WORK TO BE COMPLETED
Word for word, give the material below again, minus any images.

RECORDS SHOWN
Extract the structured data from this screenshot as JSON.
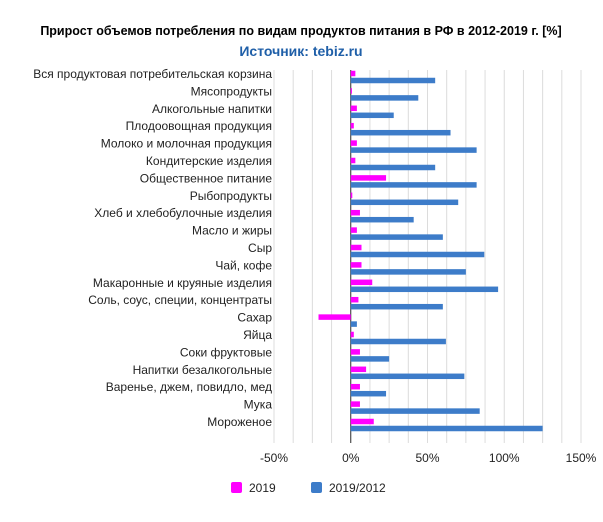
{
  "chart_data": {
    "type": "bar",
    "orientation": "horizontal",
    "title": "Прирост объемов потребления по видам продуктов питания в РФ в 2012-2019 г. [%]",
    "subtitle": "Источник: tebiz.ru",
    "categories": [
      "Вся продуктовая потребительская корзина",
      "Мясопродукты",
      "Алкогольные напитки",
      "Плодоовощная продукция",
      "Молоко и молочная продукция",
      "Кондитерские изделия",
      "Общественное питание",
      "Рыбопродукты",
      "Хлеб и хлебобулочные изделия",
      "Масло и жиры",
      "Сыр",
      "Чай, кофе",
      "Макаронные и круяные изделия",
      "Соль, соус, специи, концентраты",
      "Сахар",
      "Яйца",
      "Соки фруктовые",
      "Напитки безалкогольные",
      "Варенье, джем, повидло, мед",
      "Мука",
      "Мороженое"
    ],
    "series": [
      {
        "name": "2019",
        "color": "#ff00ff",
        "values": [
          3,
          0,
          4,
          2,
          4,
          3,
          23,
          1,
          6,
          4,
          7,
          7,
          14,
          5,
          -21,
          2,
          6,
          10,
          6,
          6,
          15
        ]
      },
      {
        "name": "2019/2012",
        "color": "#3d7cc9",
        "values": [
          55,
          44,
          28,
          65,
          82,
          55,
          82,
          70,
          41,
          60,
          87,
          75,
          96,
          60,
          4,
          62,
          25,
          74,
          23,
          84,
          125
        ]
      }
    ],
    "xlim": [
      -50,
      150
    ],
    "xticks": [
      -50,
      0,
      50,
      100,
      150
    ],
    "xtick_labels": [
      "-50%",
      "0%",
      "50%",
      "100%",
      "150%"
    ],
    "grid": true,
    "legend_position": "bottom"
  }
}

ANSWER IN FULL
Extract the structured data from this screenshot as JSON.
{
  "chart_data": {
    "type": "bar",
    "orientation": "horizontal",
    "title": "Прирост объемов потребления по видам продуктов питания в РФ в 2012-2019 г. [%]",
    "subtitle": "Источник: tebiz.ru",
    "categories": [
      "Вся продуктовая потребительская корзина",
      "Мясопродукты",
      "Алкогольные напитки",
      "Плодоовощная продукция",
      "Молоко и молочная продукция",
      "Кондитерские изделия",
      "Общественное питание",
      "Рыбопродукты",
      "Хлеб и хлебобулочные изделия",
      "Масло и жиры",
      "Сыр",
      "Чай, кофе",
      "Макаронные и круяные изделия",
      "Соль, соус, специи, концентраты",
      "Сахар",
      "Яйца",
      "Соки фруктовые",
      "Напитки безалкогольные",
      "Варенье, джем, повидло, мед",
      "Мука",
      "Мороженое"
    ],
    "series": [
      {
        "name": "2019",
        "color": "#ff00ff",
        "values": [
          3,
          0,
          4,
          2,
          4,
          3,
          23,
          1,
          6,
          4,
          7,
          7,
          14,
          5,
          -21,
          2,
          6,
          10,
          6,
          6,
          15
        ]
      },
      {
        "name": "2019/2012",
        "color": "#3d7cc9",
        "values": [
          55,
          44,
          28,
          65,
          82,
          55,
          82,
          70,
          41,
          60,
          87,
          75,
          96,
          60,
          4,
          62,
          25,
          74,
          23,
          84,
          125
        ]
      }
    ],
    "xlim": [
      -50,
      150
    ],
    "xticks": [
      -50,
      0,
      50,
      100,
      150
    ],
    "xtick_labels": [
      "-50%",
      "0%",
      "50%",
      "100%",
      "150%"
    ],
    "grid": true,
    "legend_position": "bottom"
  }
}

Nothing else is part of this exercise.